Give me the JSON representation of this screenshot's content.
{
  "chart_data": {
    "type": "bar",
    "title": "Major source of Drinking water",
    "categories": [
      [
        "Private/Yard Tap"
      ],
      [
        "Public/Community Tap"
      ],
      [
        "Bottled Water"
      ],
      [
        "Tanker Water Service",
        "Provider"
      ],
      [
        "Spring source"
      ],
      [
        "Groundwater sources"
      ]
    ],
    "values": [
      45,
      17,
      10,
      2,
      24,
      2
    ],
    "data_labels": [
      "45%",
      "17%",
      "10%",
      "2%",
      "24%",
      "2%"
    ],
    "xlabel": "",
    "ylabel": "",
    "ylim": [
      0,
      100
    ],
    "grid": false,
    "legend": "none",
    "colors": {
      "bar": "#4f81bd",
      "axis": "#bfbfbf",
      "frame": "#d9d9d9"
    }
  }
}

* The task: Reproduce the data, keeping every line exactly the same.

* Expected answer:
Give me the JSON representation of this screenshot's content.
{
  "chart_data": {
    "type": "bar",
    "title": "Major source of Drinking water",
    "categories": [
      [
        "Private/Yard Tap"
      ],
      [
        "Public/Community Tap"
      ],
      [
        "Bottled Water"
      ],
      [
        "Tanker Water Service",
        "Provider"
      ],
      [
        "Spring source"
      ],
      [
        "Groundwater sources"
      ]
    ],
    "values": [
      45,
      17,
      10,
      2,
      24,
      2
    ],
    "data_labels": [
      "45%",
      "17%",
      "10%",
      "2%",
      "24%",
      "2%"
    ],
    "xlabel": "",
    "ylabel": "",
    "ylim": [
      0,
      100
    ],
    "grid": false,
    "legend": "none",
    "colors": {
      "bar": "#4f81bd",
      "axis": "#bfbfbf",
      "frame": "#d9d9d9"
    }
  }
}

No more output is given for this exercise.